Source records.
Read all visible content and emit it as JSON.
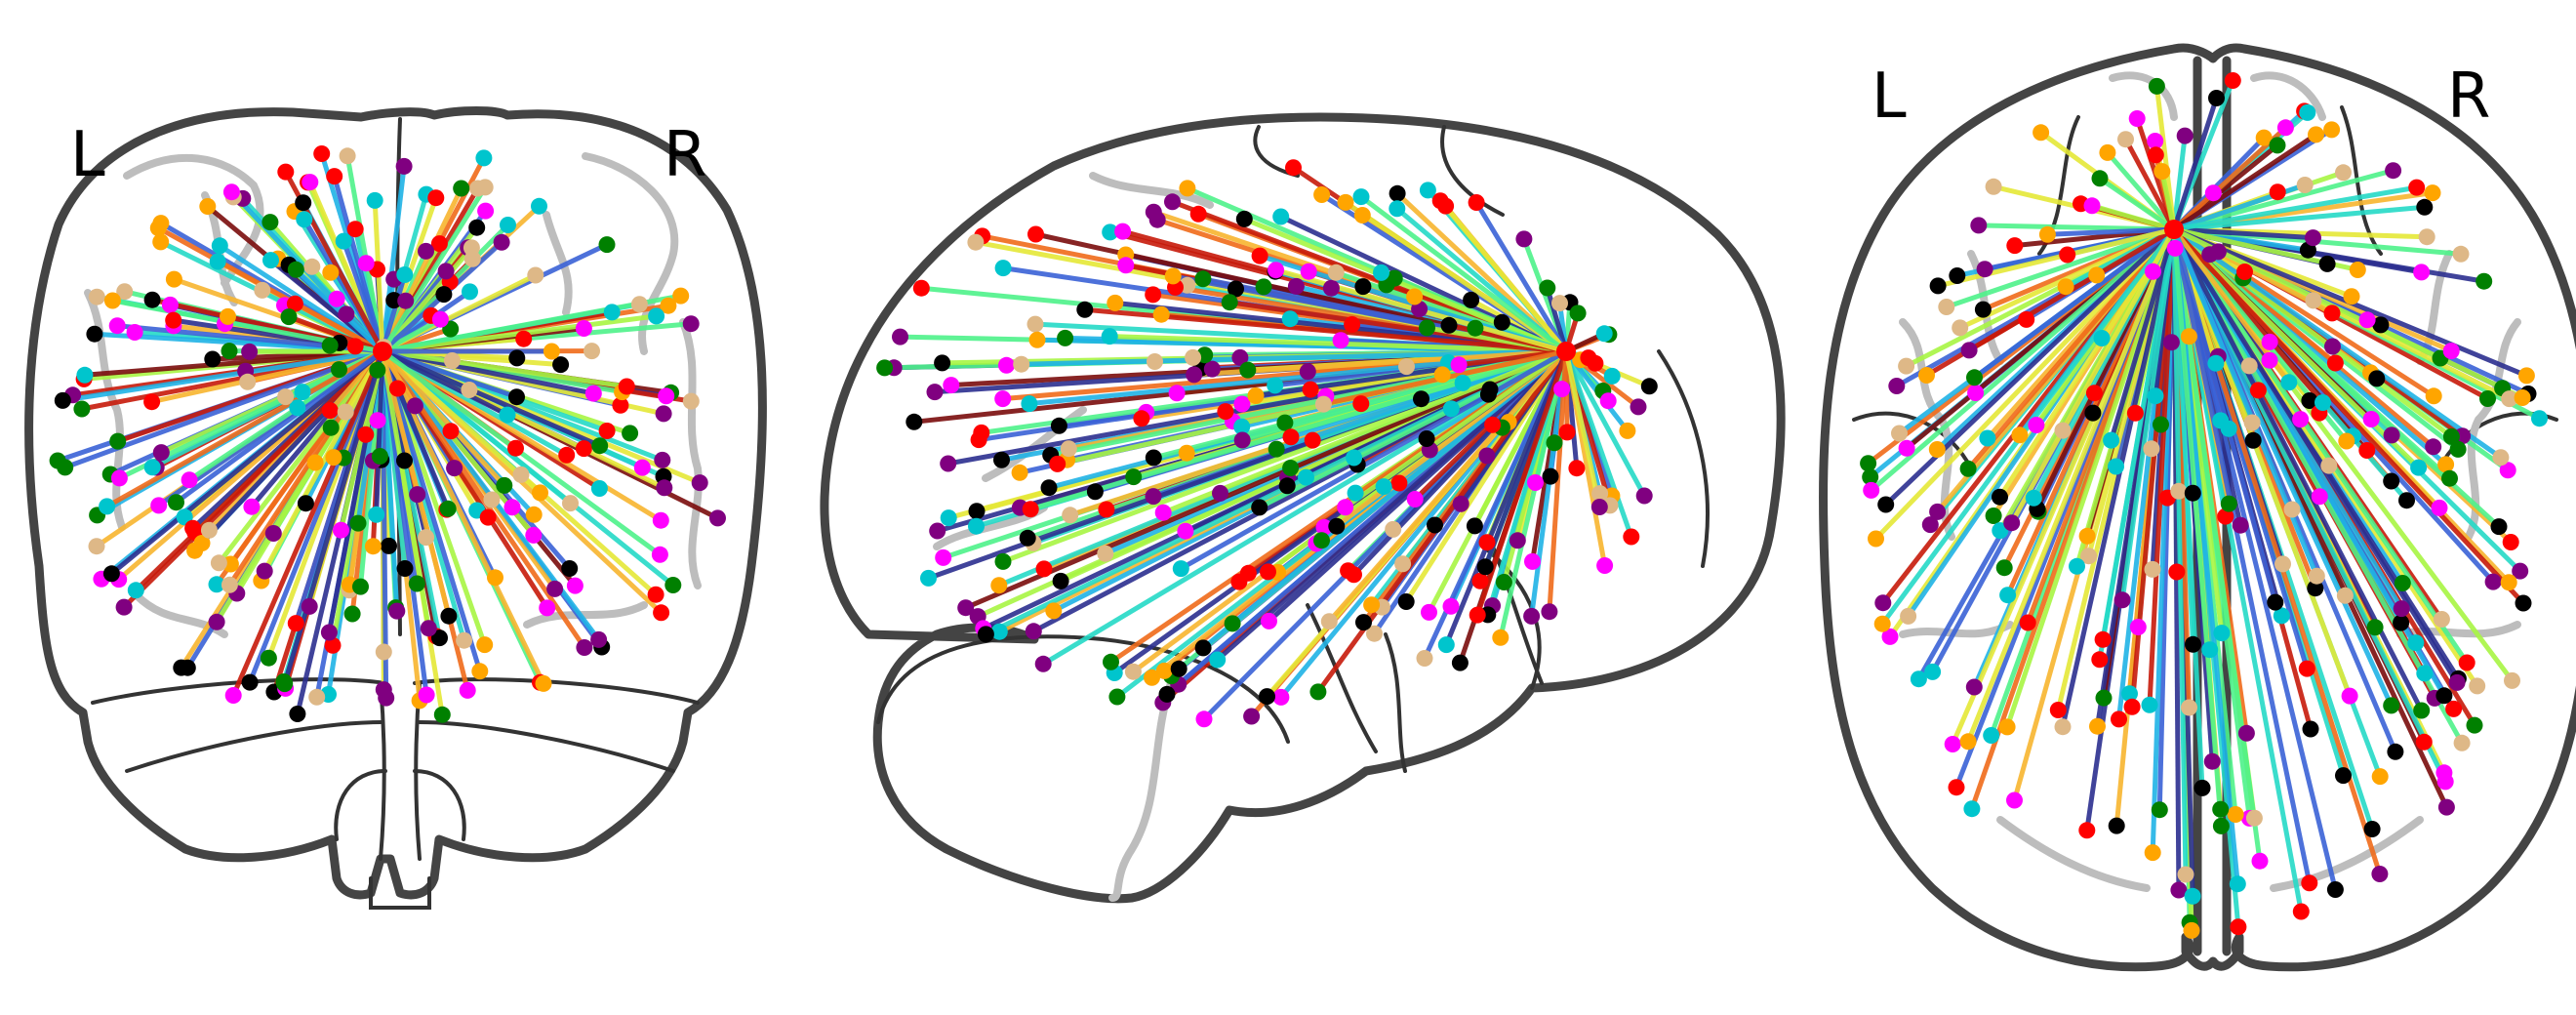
{
  "figure": {
    "views": [
      {
        "id": "coronal",
        "labels": [
          "L",
          "R"
        ]
      },
      {
        "id": "sagittal",
        "labels": []
      },
      {
        "id": "axial",
        "labels": [
          "L",
          "R"
        ]
      }
    ],
    "hub_node_color": "#ff0000",
    "edge_colormap": [
      "#2b2f8f",
      "#3a62d6",
      "#1fb3e6",
      "#25d9c6",
      "#4ef28a",
      "#a7f542",
      "#e4e836",
      "#f7b52f",
      "#f06a1a",
      "#c61a0a",
      "#7a0c0c"
    ],
    "node_palette": [
      "#ff0000",
      "#ffa500",
      "#00c5cd",
      "#ff00ff",
      "#800080",
      "#008000",
      "#000000",
      "#deb887"
    ],
    "node_count_per_view": 260,
    "hub_degree": 260
  }
}
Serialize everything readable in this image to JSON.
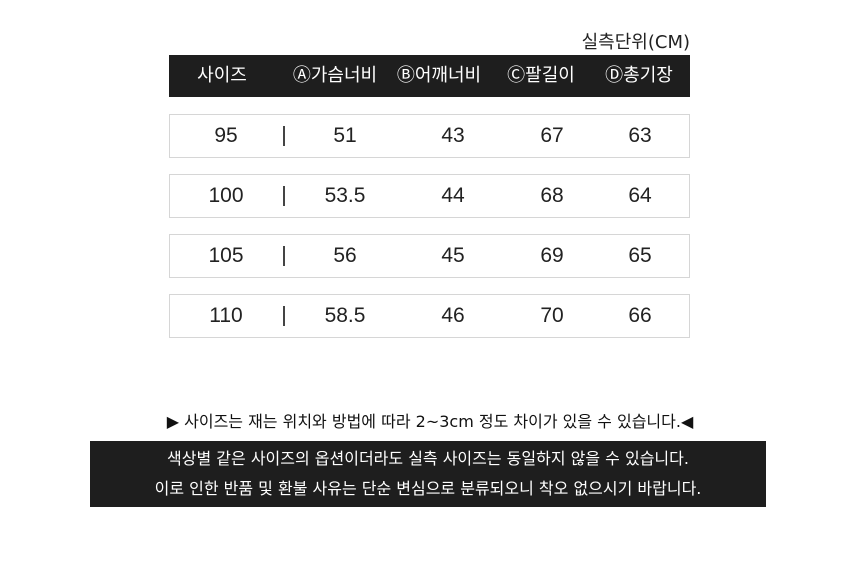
{
  "unit_label": "실측단위(CM)",
  "columns": [
    "사이즈",
    "Ⓐ가슴너비",
    "Ⓑ어깨너비",
    "Ⓒ팔길이",
    "Ⓓ총기장"
  ],
  "rows": [
    {
      "size": "95",
      "chest": "51",
      "shoulder": "43",
      "sleeve": "67",
      "length": "63"
    },
    {
      "size": "100",
      "chest": "53.5",
      "shoulder": "44",
      "sleeve": "68",
      "length": "64"
    },
    {
      "size": "105",
      "chest": "56",
      "shoulder": "45",
      "sleeve": "69",
      "length": "65"
    },
    {
      "size": "110",
      "chest": "58.5",
      "shoulder": "46",
      "sleeve": "70",
      "length": "66"
    }
  ],
  "notice": "▶ 사이즈는 재는 위치와 방법에 따라 2~3cm 정도 차이가 있을 수 있습니다.◀",
  "warning_lines": [
    "색상별 같은 사이즈의 옵션이더라도 실측 사이즈는 동일하지 않을 수 있습니다.",
    "이로 인한 반품 및 환불 사유는 단순 변심으로 분류되오니 착오 없으시기 바랍니다."
  ],
  "colors": {
    "header_bg": "#1e1e1e",
    "row_border": "#d6d6d6"
  }
}
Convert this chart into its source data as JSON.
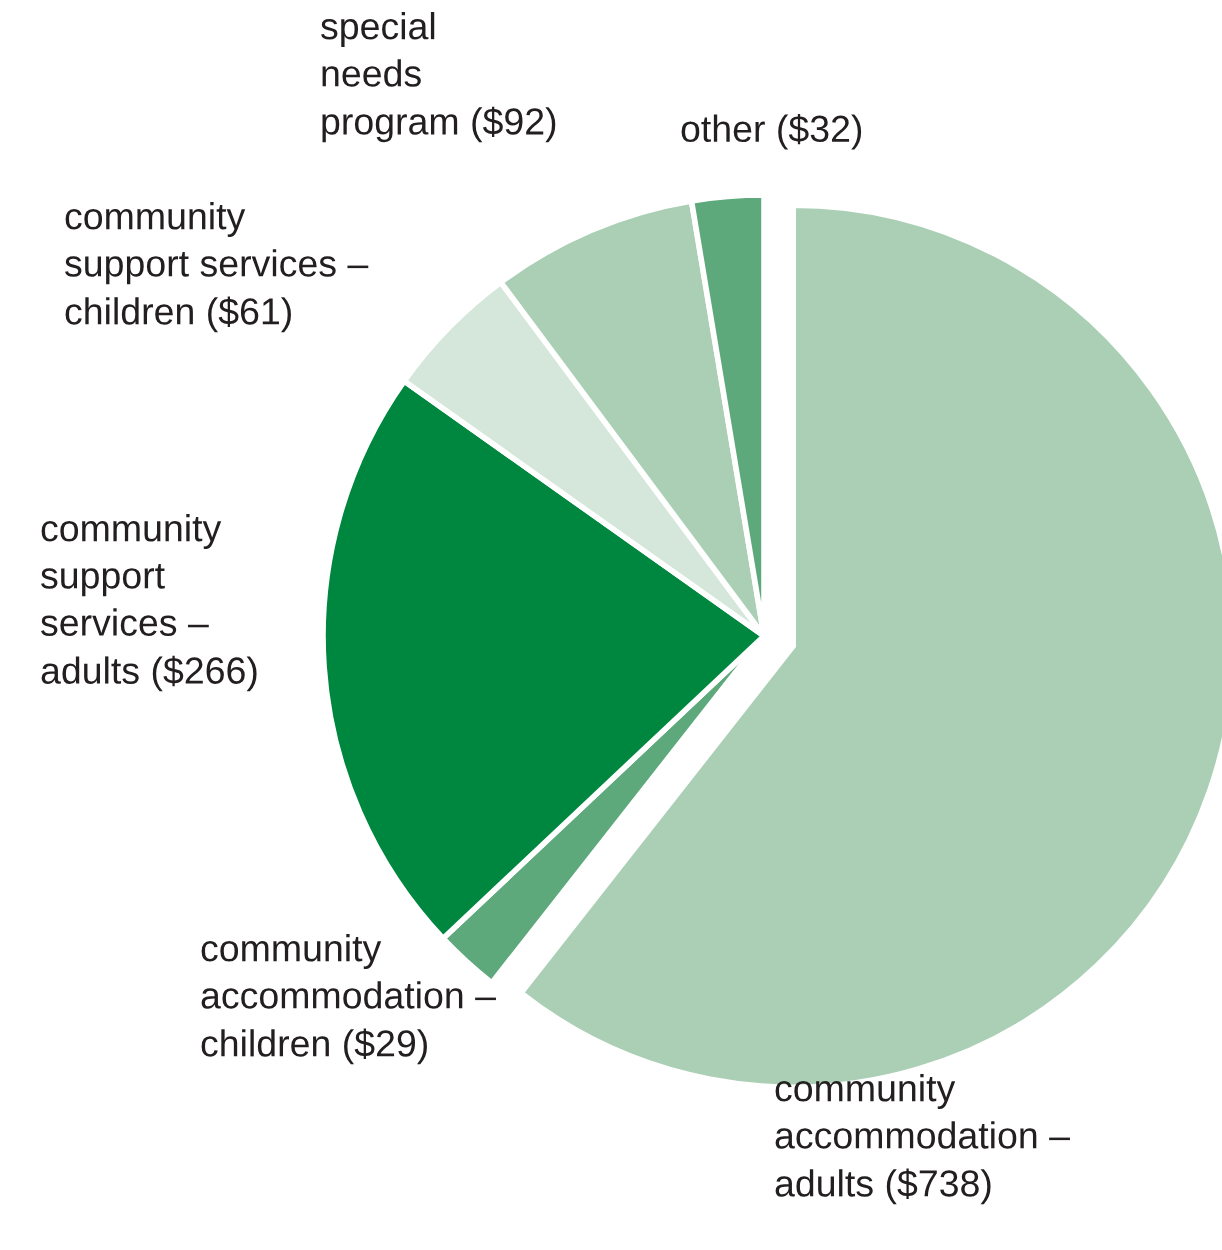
{
  "chart_data": {
    "type": "pie",
    "categories": [
      "community\naccommodation –\nadults",
      "community\naccommodation –\nchildren",
      "community\nsupport\nservices –\nadults",
      "community\nsupport services –\nchildren",
      "special\nneeds\nprogram",
      "other"
    ],
    "values": [
      738,
      29,
      266,
      61,
      92,
      32
    ],
    "value_labels": [
      "($738)",
      "($29)",
      "($266)",
      "($61)",
      "($92)",
      "($32)"
    ],
    "colors": [
      "#abcfb5",
      "#5da97b",
      "#00873f",
      "#d4e7da",
      "#abcfb5",
      "#5da97b"
    ]
  }
}
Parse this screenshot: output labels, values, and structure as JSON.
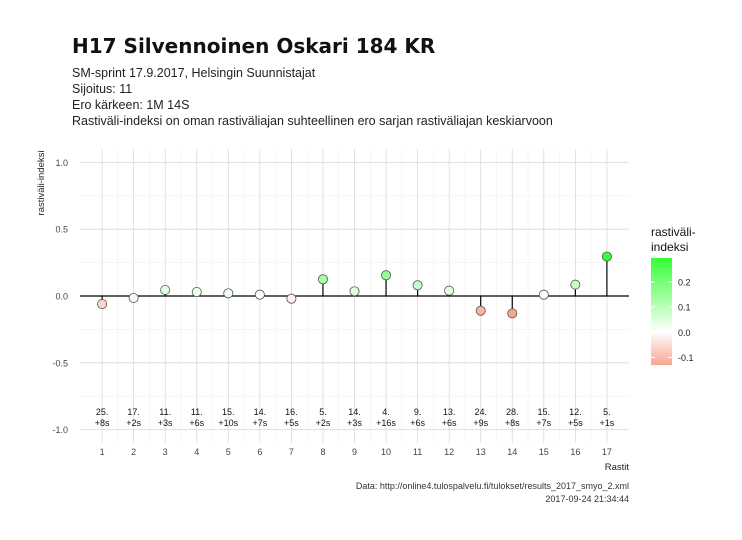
{
  "header": {
    "title": "H17 Silvennoinen Oskari 184 KR",
    "subtitle_lines": [
      "SM-sprint 17.9.2017, Helsingin Suunnistajat",
      "Sijoitus: 11",
      "Ero kärkeen: 1M 14S",
      "Rastiväli-indeksi on oman rastiväliajan suhteellinen ero sarjan rastiväliajan keskiarvoon"
    ]
  },
  "footer": {
    "source": "Data: http://online4.tulospalvelu.fi/tulokset/results_2017_smyo_2.xml",
    "timestamp": "2017-09-24 21:34:44"
  },
  "chart_data": {
    "type": "scatter",
    "xlabel": "Rastit",
    "ylabel": "rastiväli-indeksi",
    "ylim": [
      -1.1,
      1.1
    ],
    "xlim": [
      0.3,
      17.7
    ],
    "yticks": [
      -1.0,
      -0.5,
      0.0,
      0.5,
      1.0
    ],
    "ytick_labels": [
      "-1.0",
      "-0.5",
      "0.0",
      "0.5",
      "1.0"
    ],
    "x": [
      1,
      2,
      3,
      4,
      5,
      6,
      7,
      8,
      9,
      10,
      11,
      12,
      13,
      14,
      15,
      16,
      17
    ],
    "xtick_labels": [
      "1",
      "2",
      "3",
      "4",
      "5",
      "6",
      "7",
      "8",
      "9",
      "10",
      "11",
      "12",
      "13",
      "14",
      "15",
      "16",
      "17"
    ],
    "values": [
      -0.06,
      -0.015,
      0.045,
      0.03,
      0.02,
      0.01,
      -0.02,
      0.125,
      0.035,
      0.155,
      0.08,
      0.04,
      -0.11,
      -0.13,
      0.01,
      0.085,
      0.295
    ],
    "rank_labels": [
      "25.",
      "17.",
      "11.",
      "11.",
      "15.",
      "14.",
      "16.",
      "5.",
      "14.",
      "4.",
      "9.",
      "13.",
      "24.",
      "28.",
      "15.",
      "12.",
      "5."
    ],
    "diff_labels": [
      "+8s",
      "+2s",
      "+3s",
      "+6s",
      "+10s",
      "+7s",
      "+5s",
      "+2s",
      "+3s",
      "+16s",
      "+6s",
      "+6s",
      "+9s",
      "+8s",
      "+7s",
      "+5s",
      "+1s"
    ],
    "grid": true,
    "legend": {
      "title_lines": [
        "rastiväli-",
        "indeksi"
      ],
      "position": "right",
      "ticks": [
        0.2,
        0.1,
        0.0,
        -0.1
      ],
      "tick_labels": [
        "0.2",
        "0.1",
        "0.0",
        "-0.1"
      ],
      "range": [
        -0.13,
        0.295
      ],
      "color_low": "#f8a58f",
      "color_mid": "#ffffff",
      "color_high": "#33ff33"
    }
  }
}
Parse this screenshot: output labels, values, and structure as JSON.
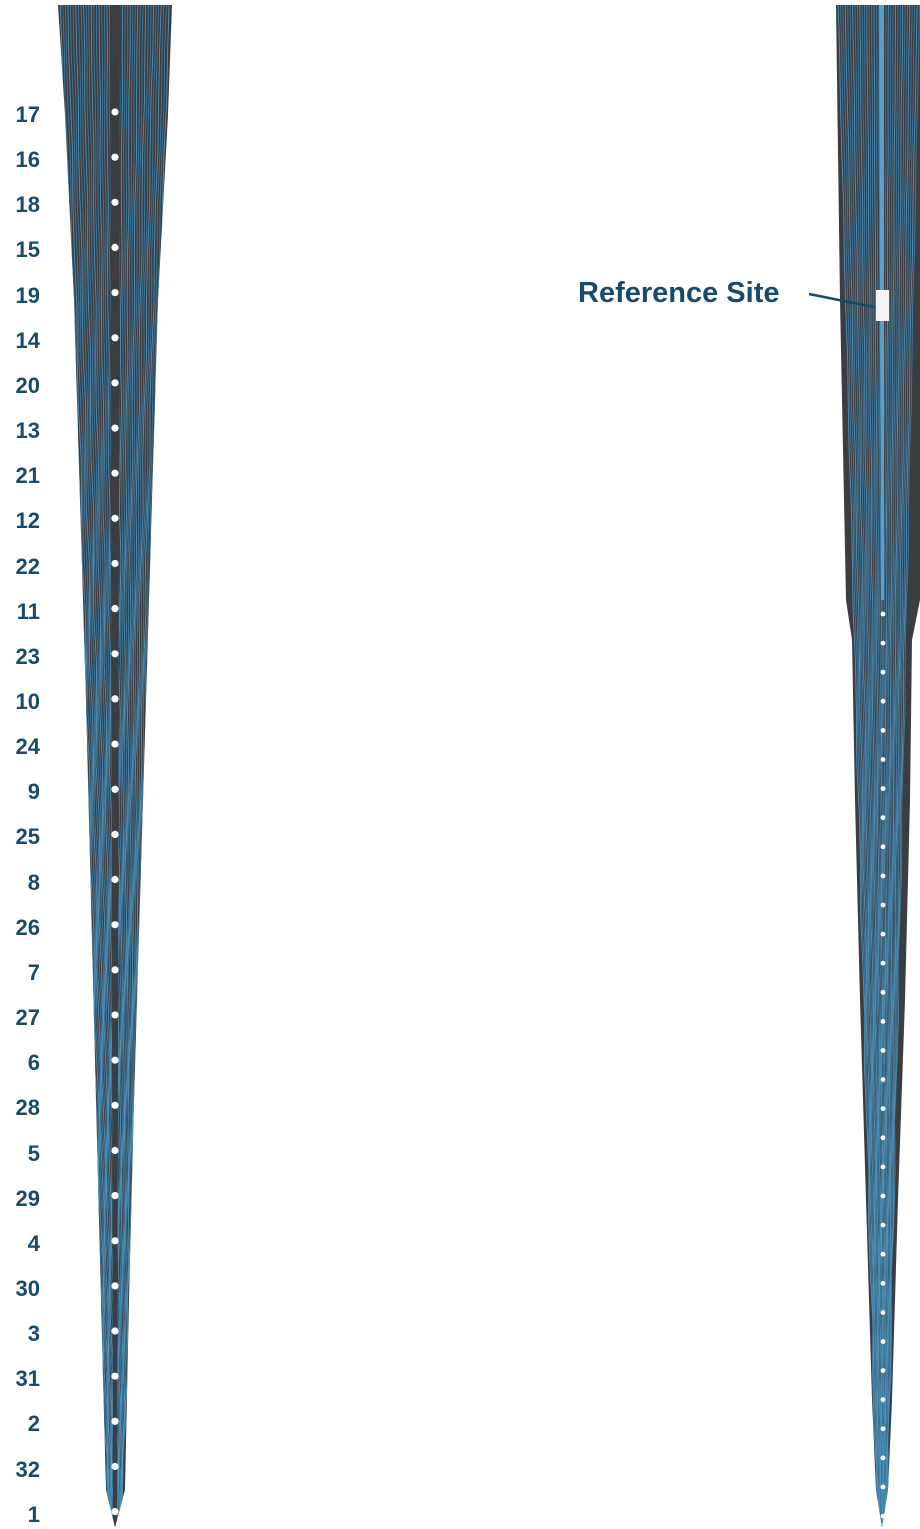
{
  "left_probe": {
    "site_labels": [
      "17",
      "16",
      "18",
      "15",
      "19",
      "14",
      "20",
      "13",
      "21",
      "12",
      "22",
      "11",
      "23",
      "10",
      "24",
      "9",
      "25",
      "8",
      "26",
      "7",
      "27",
      "6",
      "28",
      "5",
      "29",
      "4",
      "30",
      "3",
      "31",
      "2",
      "32",
      "1"
    ]
  },
  "right_probe": {
    "reference_label": "Reference Site",
    "site_count": 32
  },
  "colors": {
    "shank": "#3a3d42",
    "trace": "#3f85b0",
    "trace_light": "#5aa0c8",
    "site": "#ffffff",
    "label": "#174a6b"
  }
}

What you will do. Copy down every line of the material above that includes the string "this".

Task solution.
Serialize everything readable in this image to JSON.
Convert this chart into its source data as JSON.
Parse this screenshot: output labels, values, and structure as JSON.
Parse this screenshot: output labels, values, and structure as JSON.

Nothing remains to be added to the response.